Complete the following -
- a) In the CouchDB thread, what word is offered as a better term than "meritocracy"?
- b) Put this sentence from the CouchDB thread into Spanish: "Devices are only getting smaller, so a lower level language is needed to ensure performance and good battery use."
- c) According to the CouchDB thread, which technologies would the proposal require the developer base to learn as an entirely new set of skills? List all of them.

* BEGIN Source text *

On 11/07/19 2:29 PM, Jan Lehnardt wrote:
Hi Chintan,

On 10. Jul 2019, at 18:25, Chintan Mishra <chin...@rebhu.com> wrote:

On 09/07/19 9:33 PM, Joan Touzet wrote:

Hi Chintan,

Reading through your proposal, I have one main point to make.

At the Apache Software Foundation, the people who lead the projects are
the people who do the work on them. We use the wrong word "meritocracy"
to explain this principle; a better word would be "do-ocracy."

   http://www.apache.org/foundation/how-it-works.html#decision-making
   https://incubator.apache.org/guides/participation.html#as_a_developer
   https://communitywiki.org/wiki/DoOcracy

That means that your project can completely proceed on its own if it
wants to; the only thing over which you're not in control is whether
that project gets to call itself CouchDB or not. That decision is
reached by the people who have built CouchDB into what it is today.
I appreciate that you shared these links. I now understand what I have to do 
next.
-----

On that last point, there's a lot that would need to be done for you to
convince the PMC that your vision is the one, true future of CouchDB.

What you propose is both a significant rewrite, as well as requiring an
entirely new set of skills from the developer base (Rust, MQTT, Kotlin,
Swift).
 From Slack conversations, it appears the community has some inclination 
towards building a Rust based CouchDB some day. As for other technologies those 
changes are not happening today. I do not propose to start with all the changes 
at once. Storage engine is a good place to start.
Since I brought it up in Slack, let me clarify: I do not suggest that
we should move CouchDB to Rust today or any time later.

What I am suggesting is that we should look at the things required to
support your idea of an IoT-capable CouchDB-like thing. My suggestion
is to not change CouchDB, but to make a new CouchDB compatible project.
I am building upon this idea. CouchDB has the strength to give its user base the ability to create an ecosystem of developer products around it. Bringing people behind these gems will start conversations which will create more opportunities.

Devices are only getting smaller, so a lower level language is needed
to ensure performance and good battery use. That leaves C, C++, Go and
Rust.

When I’m looking at what likely people I could excite to contribute to
such a thing, in my filter bubble that is folks getting into Rust or
and the rest of the Rust community.

If it ends up being Go, C or C++, because someone who runs with this
prefers those, I don’t really mind.
I also don't mind. I had some inclination towards Rust. But after noticing interest, I went all-in. I am also fine with C/C++. I haven't used GoLang to comment about it.

* * *

In particular, we should look at a more detailed IoT use-case and how
CouchDB can help.

Correct me if I’m wrong, but this is mostly about devices with sensors
generating measurements over time that should be aggregated into a
cloud service for analysis.

In that world, a hypothetical API for an IoT app using our new RustyCouch
could look like this:

db = RustyCouch.open('file.foo’)

db.save(measurement)

db.push('https://cloud.measurements.com’)

repeat

This is a very small subset of the CouchDB API, but it would cover the
majority of your billion IoT use-cases.

* END Source text *
* BEGIN Listed entries *

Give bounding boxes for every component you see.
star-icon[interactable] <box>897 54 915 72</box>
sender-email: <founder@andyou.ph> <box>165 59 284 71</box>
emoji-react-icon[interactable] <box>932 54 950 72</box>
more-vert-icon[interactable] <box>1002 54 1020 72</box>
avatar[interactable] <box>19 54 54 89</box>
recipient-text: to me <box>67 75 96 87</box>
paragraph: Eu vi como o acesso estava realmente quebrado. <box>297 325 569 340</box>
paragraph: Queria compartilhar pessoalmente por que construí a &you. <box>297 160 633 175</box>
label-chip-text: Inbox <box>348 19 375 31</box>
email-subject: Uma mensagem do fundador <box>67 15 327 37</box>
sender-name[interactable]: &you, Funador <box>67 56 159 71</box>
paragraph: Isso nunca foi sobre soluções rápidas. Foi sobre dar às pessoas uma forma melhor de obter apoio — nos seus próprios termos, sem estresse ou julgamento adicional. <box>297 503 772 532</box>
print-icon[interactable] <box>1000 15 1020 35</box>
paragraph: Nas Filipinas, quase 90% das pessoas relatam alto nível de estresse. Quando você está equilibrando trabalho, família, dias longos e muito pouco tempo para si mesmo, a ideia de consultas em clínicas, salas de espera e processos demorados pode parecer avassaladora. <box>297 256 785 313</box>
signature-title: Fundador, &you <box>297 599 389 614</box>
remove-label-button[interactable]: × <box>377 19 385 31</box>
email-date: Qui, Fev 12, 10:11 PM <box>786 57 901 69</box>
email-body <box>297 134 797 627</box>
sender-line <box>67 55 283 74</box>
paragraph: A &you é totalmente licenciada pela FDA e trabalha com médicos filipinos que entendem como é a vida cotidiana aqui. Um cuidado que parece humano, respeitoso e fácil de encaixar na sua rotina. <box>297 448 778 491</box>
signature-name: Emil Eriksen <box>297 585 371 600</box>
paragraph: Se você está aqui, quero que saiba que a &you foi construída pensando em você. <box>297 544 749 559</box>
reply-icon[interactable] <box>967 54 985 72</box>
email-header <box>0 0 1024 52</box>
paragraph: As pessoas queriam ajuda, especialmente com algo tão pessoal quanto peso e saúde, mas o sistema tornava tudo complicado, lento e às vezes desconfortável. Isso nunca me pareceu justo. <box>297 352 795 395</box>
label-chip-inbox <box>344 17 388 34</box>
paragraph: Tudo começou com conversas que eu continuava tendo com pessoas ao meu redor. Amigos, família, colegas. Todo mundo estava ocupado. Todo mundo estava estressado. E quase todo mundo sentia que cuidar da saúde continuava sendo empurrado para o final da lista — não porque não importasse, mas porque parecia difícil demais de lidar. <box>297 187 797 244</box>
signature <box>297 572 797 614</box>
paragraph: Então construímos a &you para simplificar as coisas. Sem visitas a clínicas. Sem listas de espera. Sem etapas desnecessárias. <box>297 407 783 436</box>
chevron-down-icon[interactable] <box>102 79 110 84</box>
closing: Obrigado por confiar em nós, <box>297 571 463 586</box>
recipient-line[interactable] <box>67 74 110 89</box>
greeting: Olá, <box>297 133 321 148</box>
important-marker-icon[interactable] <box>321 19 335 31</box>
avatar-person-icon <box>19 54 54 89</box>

* END Listed entries *

Answers for the exercise -
- a) "Do-ocracy."

- b) Los dispositivos son cada vez más pequeños, por lo que se necesita un lenguaje de más bajo nivel para garantizar el rendimiento y un buen uso de la batería.

- c) Rust, MQTT, Kotlin, Swift